Records from a collection of figures:
>> Begin
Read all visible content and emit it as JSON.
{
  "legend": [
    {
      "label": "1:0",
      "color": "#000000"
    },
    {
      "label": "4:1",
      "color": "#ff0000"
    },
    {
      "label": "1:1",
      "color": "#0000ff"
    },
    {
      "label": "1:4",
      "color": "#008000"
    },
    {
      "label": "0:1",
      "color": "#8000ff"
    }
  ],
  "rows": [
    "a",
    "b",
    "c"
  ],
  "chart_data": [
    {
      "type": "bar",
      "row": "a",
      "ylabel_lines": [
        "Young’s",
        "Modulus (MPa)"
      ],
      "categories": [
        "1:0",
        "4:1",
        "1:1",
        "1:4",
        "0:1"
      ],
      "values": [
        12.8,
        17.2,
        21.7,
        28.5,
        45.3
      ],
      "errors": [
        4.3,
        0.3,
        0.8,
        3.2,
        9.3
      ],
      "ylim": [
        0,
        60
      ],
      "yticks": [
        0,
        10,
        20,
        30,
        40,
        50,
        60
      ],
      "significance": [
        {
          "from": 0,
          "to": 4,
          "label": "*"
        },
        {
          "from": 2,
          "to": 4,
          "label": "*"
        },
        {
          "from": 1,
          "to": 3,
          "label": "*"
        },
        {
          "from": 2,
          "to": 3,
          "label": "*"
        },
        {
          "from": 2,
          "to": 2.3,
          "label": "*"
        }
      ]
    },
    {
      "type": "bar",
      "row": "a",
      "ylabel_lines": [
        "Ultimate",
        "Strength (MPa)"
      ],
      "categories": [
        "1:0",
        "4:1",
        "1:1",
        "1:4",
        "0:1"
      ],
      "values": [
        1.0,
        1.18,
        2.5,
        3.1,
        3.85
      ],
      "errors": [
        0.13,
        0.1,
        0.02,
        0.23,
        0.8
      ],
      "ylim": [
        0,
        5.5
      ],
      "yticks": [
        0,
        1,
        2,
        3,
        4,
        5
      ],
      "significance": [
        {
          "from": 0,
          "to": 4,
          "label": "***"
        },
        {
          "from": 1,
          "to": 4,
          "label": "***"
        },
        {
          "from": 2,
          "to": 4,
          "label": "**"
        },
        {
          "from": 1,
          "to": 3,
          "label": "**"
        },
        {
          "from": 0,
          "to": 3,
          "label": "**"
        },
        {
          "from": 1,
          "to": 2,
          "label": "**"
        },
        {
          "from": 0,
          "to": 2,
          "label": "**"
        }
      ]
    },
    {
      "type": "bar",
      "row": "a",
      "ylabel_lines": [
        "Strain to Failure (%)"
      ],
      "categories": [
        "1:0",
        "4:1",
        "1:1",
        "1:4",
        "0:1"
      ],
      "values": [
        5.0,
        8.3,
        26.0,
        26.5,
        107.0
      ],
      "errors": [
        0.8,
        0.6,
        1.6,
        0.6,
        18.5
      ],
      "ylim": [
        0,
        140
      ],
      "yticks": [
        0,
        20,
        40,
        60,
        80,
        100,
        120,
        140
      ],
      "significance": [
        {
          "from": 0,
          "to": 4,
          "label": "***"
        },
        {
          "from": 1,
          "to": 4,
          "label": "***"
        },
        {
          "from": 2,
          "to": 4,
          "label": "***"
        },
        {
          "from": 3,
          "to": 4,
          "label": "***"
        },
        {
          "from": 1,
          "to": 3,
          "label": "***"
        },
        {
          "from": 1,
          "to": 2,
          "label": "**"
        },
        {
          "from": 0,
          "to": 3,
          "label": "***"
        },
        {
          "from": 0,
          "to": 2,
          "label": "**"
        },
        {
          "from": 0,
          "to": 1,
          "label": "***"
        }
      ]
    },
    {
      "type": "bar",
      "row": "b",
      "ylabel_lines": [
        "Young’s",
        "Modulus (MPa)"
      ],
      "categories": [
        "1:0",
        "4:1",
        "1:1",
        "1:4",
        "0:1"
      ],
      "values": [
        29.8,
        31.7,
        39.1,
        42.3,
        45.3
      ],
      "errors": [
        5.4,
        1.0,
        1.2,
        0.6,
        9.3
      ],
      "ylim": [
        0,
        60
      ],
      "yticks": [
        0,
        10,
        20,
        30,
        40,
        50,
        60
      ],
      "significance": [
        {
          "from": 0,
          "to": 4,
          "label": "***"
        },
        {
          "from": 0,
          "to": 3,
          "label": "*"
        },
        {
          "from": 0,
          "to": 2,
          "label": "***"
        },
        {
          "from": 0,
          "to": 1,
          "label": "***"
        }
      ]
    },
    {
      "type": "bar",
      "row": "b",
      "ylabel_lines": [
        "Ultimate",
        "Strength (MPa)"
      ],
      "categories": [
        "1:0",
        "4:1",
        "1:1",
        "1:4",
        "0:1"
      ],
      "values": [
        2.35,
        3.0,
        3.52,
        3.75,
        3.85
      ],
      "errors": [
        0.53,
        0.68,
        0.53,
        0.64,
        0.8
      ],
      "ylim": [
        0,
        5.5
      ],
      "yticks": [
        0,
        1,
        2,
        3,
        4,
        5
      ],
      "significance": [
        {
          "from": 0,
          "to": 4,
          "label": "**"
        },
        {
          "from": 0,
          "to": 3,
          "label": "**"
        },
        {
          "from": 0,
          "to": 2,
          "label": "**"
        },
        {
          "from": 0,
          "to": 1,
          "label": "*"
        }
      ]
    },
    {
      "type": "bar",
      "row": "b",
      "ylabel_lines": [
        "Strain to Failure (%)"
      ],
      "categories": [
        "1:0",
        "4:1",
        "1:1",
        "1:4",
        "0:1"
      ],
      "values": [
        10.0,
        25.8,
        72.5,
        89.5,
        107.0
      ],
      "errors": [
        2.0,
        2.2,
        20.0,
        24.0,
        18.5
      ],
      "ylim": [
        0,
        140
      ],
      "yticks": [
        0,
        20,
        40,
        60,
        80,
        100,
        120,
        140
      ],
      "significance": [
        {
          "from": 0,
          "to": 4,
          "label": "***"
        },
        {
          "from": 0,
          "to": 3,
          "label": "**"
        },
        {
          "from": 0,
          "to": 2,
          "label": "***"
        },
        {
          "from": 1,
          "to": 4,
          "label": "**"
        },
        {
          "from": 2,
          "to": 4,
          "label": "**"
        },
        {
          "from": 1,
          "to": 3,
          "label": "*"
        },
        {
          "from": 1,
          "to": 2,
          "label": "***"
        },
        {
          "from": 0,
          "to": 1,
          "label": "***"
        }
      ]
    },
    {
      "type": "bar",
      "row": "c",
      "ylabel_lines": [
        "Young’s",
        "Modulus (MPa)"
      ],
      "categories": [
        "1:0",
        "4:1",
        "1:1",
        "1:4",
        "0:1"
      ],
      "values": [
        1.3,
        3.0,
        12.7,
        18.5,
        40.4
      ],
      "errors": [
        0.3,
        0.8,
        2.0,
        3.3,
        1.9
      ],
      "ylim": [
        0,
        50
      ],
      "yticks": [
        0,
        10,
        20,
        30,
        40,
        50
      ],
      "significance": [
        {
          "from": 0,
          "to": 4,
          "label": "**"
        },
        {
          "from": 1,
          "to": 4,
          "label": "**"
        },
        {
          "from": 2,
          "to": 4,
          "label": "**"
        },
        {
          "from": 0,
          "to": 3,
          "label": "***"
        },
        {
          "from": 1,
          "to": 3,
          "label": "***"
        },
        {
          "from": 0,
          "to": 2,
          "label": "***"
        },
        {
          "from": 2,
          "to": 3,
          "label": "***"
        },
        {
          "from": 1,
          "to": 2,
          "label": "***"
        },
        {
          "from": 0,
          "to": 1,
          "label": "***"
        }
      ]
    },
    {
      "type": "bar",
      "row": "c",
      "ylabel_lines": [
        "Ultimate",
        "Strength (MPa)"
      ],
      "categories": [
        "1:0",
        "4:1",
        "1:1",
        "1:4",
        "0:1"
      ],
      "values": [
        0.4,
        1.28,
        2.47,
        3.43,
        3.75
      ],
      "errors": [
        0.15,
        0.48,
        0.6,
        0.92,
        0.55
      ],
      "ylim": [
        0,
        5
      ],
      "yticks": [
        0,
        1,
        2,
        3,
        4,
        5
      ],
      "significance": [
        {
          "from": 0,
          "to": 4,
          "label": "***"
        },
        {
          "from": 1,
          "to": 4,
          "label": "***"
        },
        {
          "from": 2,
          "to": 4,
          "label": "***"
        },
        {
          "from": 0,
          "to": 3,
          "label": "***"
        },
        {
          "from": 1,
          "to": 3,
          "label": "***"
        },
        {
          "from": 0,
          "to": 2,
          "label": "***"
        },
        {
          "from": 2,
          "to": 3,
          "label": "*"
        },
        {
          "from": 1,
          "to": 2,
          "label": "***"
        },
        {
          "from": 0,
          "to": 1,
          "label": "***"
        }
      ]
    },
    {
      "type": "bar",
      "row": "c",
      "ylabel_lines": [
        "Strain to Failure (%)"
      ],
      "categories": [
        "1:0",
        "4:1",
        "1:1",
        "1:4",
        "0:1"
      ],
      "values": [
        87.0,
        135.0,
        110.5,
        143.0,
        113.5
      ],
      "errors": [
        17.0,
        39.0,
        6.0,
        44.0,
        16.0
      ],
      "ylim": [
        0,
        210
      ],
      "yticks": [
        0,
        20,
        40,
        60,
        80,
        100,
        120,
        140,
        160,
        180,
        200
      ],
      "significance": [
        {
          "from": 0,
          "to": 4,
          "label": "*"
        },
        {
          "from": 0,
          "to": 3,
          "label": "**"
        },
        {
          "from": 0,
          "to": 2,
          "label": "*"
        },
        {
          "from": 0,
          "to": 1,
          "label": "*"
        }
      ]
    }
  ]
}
>> End
GIVEN REQUEST:
Check every line in the material above for the string "color", then give only the number of lines that have it.

OUTPUT FOR THIS EXERCISE:
5